** Start of RECORDED DATA **

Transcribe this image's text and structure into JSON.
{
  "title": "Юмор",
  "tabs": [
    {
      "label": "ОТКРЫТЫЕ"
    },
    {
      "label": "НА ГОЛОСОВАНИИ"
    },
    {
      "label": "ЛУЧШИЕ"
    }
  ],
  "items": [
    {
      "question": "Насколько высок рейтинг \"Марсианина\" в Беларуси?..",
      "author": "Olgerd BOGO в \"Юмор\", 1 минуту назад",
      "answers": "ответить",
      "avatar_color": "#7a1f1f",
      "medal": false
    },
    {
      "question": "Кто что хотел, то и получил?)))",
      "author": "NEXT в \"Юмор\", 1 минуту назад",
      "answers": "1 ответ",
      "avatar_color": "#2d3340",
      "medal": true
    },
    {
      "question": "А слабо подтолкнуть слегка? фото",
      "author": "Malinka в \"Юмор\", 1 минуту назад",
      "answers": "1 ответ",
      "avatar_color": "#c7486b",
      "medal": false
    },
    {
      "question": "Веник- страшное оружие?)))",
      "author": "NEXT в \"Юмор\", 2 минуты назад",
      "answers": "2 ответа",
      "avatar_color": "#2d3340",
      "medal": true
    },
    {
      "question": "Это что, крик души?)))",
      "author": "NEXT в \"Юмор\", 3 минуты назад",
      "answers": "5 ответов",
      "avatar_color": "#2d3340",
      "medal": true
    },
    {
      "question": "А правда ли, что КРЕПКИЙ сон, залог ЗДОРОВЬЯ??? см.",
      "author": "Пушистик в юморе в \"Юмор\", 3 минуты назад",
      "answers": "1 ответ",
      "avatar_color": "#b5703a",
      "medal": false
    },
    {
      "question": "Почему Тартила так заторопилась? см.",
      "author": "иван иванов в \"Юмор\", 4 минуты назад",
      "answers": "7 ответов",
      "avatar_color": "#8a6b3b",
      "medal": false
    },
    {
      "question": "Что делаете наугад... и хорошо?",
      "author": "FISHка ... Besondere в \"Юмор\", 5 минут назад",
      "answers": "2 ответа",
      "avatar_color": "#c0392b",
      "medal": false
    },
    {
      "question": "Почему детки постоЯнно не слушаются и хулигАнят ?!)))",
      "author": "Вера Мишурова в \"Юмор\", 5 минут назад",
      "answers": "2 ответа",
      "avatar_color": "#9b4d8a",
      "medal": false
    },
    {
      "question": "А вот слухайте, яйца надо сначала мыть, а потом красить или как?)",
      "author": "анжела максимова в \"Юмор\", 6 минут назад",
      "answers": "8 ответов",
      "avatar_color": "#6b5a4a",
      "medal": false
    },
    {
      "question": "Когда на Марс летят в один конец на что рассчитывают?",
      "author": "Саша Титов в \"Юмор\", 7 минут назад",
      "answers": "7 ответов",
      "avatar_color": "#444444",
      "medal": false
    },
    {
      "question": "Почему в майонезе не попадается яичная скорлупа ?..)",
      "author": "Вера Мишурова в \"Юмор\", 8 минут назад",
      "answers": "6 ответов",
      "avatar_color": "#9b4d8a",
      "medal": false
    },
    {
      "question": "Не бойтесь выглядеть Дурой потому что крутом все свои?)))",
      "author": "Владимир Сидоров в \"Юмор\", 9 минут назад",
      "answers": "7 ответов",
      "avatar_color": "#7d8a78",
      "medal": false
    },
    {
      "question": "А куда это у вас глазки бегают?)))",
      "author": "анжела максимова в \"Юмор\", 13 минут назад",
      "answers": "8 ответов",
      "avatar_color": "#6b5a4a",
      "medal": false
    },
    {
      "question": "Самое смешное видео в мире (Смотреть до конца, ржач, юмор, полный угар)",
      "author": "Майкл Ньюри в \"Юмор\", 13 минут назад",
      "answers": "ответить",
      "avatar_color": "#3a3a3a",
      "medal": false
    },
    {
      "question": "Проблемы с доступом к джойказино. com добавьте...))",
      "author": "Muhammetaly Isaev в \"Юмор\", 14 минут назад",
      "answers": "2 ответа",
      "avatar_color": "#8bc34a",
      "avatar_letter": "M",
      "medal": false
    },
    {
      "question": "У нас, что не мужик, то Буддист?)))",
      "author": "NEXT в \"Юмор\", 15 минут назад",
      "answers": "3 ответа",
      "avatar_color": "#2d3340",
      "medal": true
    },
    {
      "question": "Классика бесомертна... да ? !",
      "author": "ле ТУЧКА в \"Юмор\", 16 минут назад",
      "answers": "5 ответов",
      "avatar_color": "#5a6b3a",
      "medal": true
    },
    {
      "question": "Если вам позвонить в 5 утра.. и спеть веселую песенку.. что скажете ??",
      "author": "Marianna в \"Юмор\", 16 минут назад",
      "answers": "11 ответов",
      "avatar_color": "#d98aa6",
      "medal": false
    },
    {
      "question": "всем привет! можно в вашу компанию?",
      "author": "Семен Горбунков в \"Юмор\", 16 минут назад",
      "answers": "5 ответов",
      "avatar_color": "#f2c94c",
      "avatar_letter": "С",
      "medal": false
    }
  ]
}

** End of RECORDED DATA **

GIVEN PROBLEM:
Only a number is wanted: how many lines contain "минуту"?

TASK ANSWER:
3